Set problem a: Copy the listing lines below exactly, from the line containing "give bounding boxes" down to the line containing "76, 156, 81]", including both of those lines. Leave the pictures out of your answer.

Supplied text:
────────────────────
Sunday, May 02, 2010

Day 8: Solo,Visit with friend and Coming home Video

Today is May 2,almost 9  here on this Sunday.
We just finished Breakfast and I must say,it was one of the best I had here. it was scrambled eggs,bacon,English muffin.  I asked if they wouldn't mind melting cheese on the muffin so I could make a  sandwich.  They did and I had two.  I know it was a lot but it was scrumptious.
Also,I really don't like ham nor want sweet potatoes for lunch. I am not a fan of Mexican and that is what they will be serving for dinner so for both lunch and dinner will have the salad plate.
Anyway,quiet here. Think most are in their rooms and a few went to Church.  The dogs can't go since we only had them a week. 
Right now,its 72  degrees and overcast.we are expected thunderstorms today and showers again tomorrow.  86 for the high and low will be 63. its warmer here than in Phoenix,that is crazy,only 83 for the high in  Phoenix today.
Yesterday it was 20 degrees warmer than at home and of course the humidity is higher
 Okay,enough of  a weather report , I will give you an update on my day here,that's the  point of this post anyway's.:) lol. 
Yesterday morning(Saturday,May 1)  we had our  solo's on South Street.   The day before I was fine,felt like I knew the route.
However,not the case yesterday morning.  I wanted breakfast to be over and get the show   on the road.  I was really hoping Leeann and I would be able to go first but  were the second team  in our class to do the solo.
I was very nervous.  I know its not an exam but it feels like one to me.  I have  test anxiety and my memory fails me when I get anxious. I am also a perfectionist,not in all aspects of my life thank goodness,but in  some areas I am . I wish it weren't true but it is. 
Needless-to-say,I am very hard on myself,my worse critic.  I also second guess myself and  don't trust myself as  much  as I should. 
In regards to yesterday's solo,I felt like if I made more than one mistake,that I failed  that it  wasn't a successful trip. 
I can handle stress and pressure at work but this  was different.  if I feel like I am being tested,then I get anxious.
I was fortunate to remember  the street names and  I made no major mistakes.  I didn't get lost,trip or  fall but I made errors. Joyce made a couple minor ones and  I made a few.
────────────────────
Rows:
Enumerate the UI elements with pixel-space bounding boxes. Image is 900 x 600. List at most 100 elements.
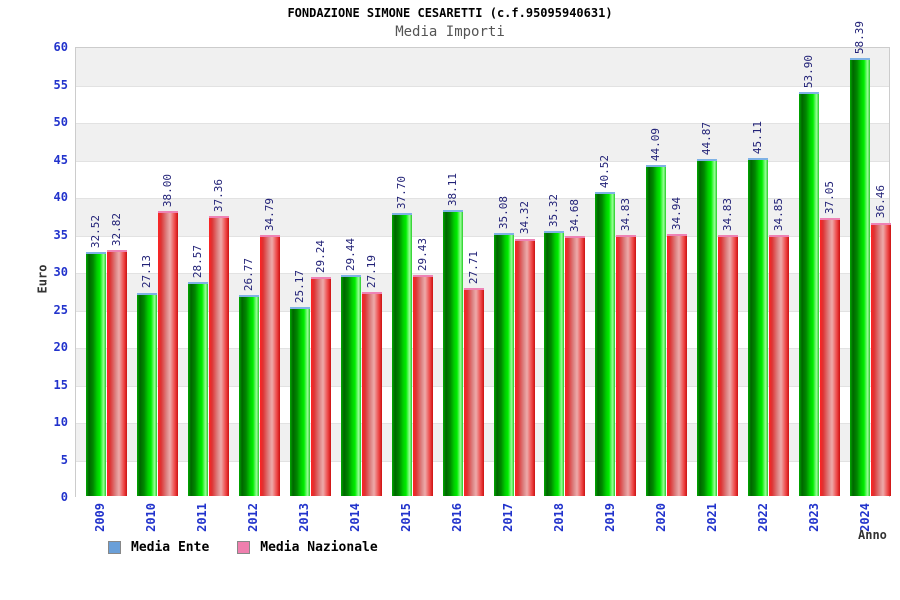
────────────────────
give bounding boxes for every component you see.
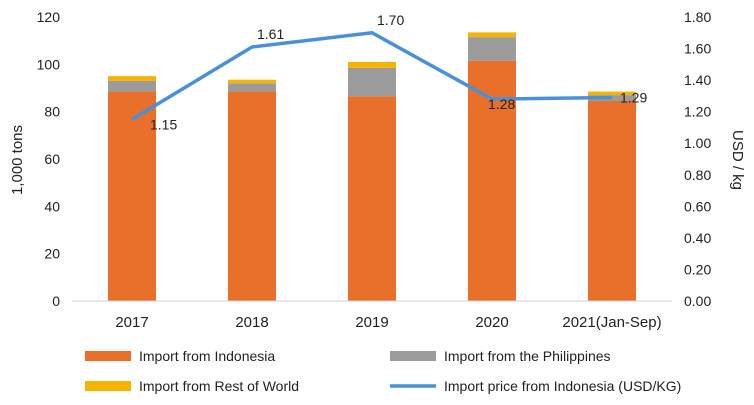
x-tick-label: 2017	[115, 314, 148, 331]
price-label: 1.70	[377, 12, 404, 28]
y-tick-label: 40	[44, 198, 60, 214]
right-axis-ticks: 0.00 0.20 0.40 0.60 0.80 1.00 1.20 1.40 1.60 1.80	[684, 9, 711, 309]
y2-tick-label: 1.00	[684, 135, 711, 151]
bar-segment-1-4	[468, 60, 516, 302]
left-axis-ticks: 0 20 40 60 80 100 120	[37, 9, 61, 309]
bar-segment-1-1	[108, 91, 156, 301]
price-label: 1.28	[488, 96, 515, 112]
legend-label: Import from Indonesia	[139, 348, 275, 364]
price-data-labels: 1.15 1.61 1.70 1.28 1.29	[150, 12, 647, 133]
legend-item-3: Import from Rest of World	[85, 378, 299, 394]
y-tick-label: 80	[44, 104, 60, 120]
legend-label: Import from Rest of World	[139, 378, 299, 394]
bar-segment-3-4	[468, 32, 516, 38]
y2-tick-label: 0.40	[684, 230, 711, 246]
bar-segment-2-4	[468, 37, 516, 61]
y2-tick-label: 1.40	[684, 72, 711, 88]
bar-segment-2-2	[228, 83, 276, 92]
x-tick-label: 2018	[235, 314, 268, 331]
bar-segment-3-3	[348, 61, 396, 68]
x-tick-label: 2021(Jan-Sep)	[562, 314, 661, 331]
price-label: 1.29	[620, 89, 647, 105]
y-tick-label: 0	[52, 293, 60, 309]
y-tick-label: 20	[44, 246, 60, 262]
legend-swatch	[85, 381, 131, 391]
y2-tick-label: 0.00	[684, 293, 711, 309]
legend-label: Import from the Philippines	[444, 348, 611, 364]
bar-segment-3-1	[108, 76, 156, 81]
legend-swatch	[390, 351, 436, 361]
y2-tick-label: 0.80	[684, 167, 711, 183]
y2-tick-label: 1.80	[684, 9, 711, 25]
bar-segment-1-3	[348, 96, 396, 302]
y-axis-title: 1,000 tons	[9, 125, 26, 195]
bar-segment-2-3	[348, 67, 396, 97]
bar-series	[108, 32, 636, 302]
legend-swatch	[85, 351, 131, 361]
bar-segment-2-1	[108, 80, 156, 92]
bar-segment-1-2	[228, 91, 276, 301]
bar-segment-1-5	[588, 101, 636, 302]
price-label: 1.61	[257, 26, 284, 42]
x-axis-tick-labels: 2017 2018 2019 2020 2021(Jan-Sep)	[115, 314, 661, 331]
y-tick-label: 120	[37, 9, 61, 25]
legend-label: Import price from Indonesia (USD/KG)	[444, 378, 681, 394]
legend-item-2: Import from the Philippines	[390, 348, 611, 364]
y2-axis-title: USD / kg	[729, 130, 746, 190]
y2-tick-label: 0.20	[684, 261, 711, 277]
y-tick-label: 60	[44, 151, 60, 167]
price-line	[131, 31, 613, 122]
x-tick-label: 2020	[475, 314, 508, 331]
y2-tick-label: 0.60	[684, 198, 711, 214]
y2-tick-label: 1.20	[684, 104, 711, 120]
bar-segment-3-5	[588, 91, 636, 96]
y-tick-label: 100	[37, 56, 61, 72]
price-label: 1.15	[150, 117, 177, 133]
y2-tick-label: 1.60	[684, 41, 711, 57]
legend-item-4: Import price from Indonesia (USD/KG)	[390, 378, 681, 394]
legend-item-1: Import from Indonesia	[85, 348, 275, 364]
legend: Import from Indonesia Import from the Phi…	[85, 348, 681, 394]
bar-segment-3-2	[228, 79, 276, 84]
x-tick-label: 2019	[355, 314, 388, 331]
────────────────────
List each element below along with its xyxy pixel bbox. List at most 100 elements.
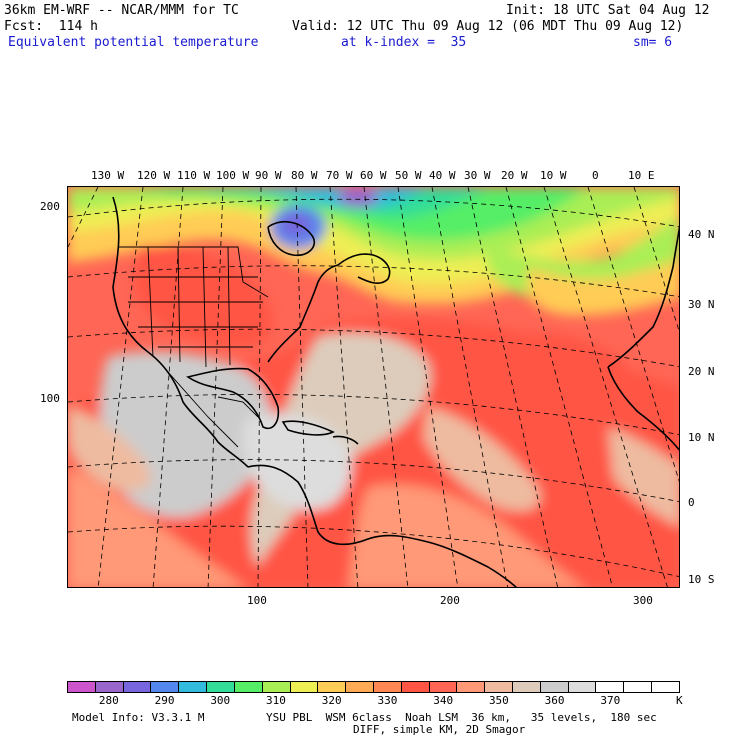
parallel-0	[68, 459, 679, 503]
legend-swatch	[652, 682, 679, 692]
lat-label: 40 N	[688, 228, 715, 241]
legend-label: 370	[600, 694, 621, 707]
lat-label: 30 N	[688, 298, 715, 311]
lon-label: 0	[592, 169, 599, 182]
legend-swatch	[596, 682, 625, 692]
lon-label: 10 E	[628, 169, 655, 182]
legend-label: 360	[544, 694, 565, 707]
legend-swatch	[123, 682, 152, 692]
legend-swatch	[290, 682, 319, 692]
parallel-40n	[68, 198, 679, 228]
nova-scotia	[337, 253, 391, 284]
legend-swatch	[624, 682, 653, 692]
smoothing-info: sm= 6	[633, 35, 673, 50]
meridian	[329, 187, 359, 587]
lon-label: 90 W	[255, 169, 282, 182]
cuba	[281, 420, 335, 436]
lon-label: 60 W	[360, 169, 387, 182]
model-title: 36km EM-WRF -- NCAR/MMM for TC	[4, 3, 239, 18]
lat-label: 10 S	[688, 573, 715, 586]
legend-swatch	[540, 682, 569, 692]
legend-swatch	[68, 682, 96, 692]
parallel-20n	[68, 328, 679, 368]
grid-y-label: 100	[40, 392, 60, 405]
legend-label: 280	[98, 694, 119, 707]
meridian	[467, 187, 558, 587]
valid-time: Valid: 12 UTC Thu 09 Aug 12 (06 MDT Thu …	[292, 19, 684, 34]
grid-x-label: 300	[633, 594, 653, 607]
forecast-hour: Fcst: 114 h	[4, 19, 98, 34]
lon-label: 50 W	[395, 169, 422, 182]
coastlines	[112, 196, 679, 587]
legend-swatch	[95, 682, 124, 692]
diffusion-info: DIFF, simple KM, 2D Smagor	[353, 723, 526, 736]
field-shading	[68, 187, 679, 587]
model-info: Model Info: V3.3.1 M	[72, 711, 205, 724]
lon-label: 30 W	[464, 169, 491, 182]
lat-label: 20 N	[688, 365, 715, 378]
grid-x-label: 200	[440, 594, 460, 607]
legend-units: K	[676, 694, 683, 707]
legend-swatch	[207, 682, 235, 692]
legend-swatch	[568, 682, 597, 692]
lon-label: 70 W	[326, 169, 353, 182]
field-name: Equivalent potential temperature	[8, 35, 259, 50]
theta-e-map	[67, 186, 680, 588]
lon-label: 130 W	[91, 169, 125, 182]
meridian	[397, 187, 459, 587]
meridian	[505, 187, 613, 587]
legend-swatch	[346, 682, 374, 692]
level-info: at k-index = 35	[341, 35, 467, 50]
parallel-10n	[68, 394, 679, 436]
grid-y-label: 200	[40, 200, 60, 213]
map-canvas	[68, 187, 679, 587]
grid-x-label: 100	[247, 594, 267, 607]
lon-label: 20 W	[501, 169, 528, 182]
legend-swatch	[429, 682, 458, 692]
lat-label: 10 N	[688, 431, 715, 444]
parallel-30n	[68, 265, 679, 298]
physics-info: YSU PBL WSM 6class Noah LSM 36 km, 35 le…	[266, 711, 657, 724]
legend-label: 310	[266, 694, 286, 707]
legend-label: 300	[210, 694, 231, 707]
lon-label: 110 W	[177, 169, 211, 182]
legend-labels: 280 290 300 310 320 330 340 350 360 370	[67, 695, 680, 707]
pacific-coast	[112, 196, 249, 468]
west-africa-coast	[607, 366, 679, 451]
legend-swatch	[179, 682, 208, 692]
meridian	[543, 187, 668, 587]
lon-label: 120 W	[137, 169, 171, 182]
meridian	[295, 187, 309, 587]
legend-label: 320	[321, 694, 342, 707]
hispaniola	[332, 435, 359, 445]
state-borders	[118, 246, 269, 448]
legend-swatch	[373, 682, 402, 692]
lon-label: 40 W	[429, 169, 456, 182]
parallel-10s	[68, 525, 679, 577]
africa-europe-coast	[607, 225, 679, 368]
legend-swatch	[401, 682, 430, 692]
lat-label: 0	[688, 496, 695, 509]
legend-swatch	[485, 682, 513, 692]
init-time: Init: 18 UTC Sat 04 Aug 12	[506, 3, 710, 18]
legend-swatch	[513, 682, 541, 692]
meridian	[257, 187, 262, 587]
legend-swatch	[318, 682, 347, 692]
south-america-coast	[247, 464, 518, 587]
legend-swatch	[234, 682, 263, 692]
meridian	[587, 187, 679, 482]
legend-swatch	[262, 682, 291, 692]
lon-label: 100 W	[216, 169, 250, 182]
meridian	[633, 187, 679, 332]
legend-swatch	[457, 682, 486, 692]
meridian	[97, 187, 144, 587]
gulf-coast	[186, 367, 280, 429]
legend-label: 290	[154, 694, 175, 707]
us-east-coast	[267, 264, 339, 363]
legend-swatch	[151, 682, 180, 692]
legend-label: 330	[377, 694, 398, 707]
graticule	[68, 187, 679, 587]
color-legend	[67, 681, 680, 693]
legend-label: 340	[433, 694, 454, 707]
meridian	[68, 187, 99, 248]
────────────────────
Set problem b:
Answer these questions about the Day 8 post:
(i) What was served at breakfast?
(ii) What is the forecast high for Phoenix today?
(iii) On which street were the solos held?

Correct answer a:
give bounding boxes for every component you see.
x-tick-label: 2017	[115, 314, 148, 331]
price-label: 1.70	[377, 12, 404, 28]
y-tick-label: 40	[44, 198, 60, 214]
right-axis-ticks: 0.00 0.20 0.40 0.60 0.80 1.00 1.20 1.40 1.60 1.80	[684, 9, 711, 309]
y2-tick-label: 1.00	[684, 135, 711, 151]
bar-segment-1-4	[468, 60, 516, 302]
left-axis-ticks: 0 20 40 60 80 100 120	[37, 9, 61, 309]
bar-segment-1-1	[108, 91, 156, 301]
price-label: 1.28	[488, 96, 515, 112]
legend-label: Import from Indonesia	[139, 348, 275, 364]
price-data-labels: 1.15 1.61 1.70 1.28 1.29	[150, 12, 647, 133]
legend-item-3: Import from Rest of World	[85, 378, 299, 394]
y-tick-label: 80	[44, 104, 60, 120]
legend-label: Import from Rest of World	[139, 378, 299, 394]
bar-segment-3-4	[468, 32, 516, 38]
y2-tick-label: 0.40	[684, 230, 711, 246]
bar-segment-2-4	[468, 37, 516, 61]
y2-tick-label: 1.40	[684, 72, 711, 88]
bar-segment-2-2	[228, 83, 276, 92]
x-tick-label: 2018	[235, 314, 268, 331]
bar-segment-3-3	[348, 61, 396, 68]
x-tick-label: 2021(Jan-Sep)	[562, 314, 661, 331]
price-label: 1.29	[620, 89, 647, 105]
y-tick-label: 0	[52, 293, 60, 309]
y-tick-label: 20	[44, 246, 60, 262]
legend-swatch	[85, 381, 131, 391]
y2-tick-label: 0.00	[684, 293, 711, 309]
legend-label: Import from the Philippines	[444, 348, 611, 364]
bar-segment-3-1	[108, 76, 156, 81]

Correct answer b:
(i) Scrambled eggs, bacon, and an English muffin.
(ii) 83.
(iii) South Street.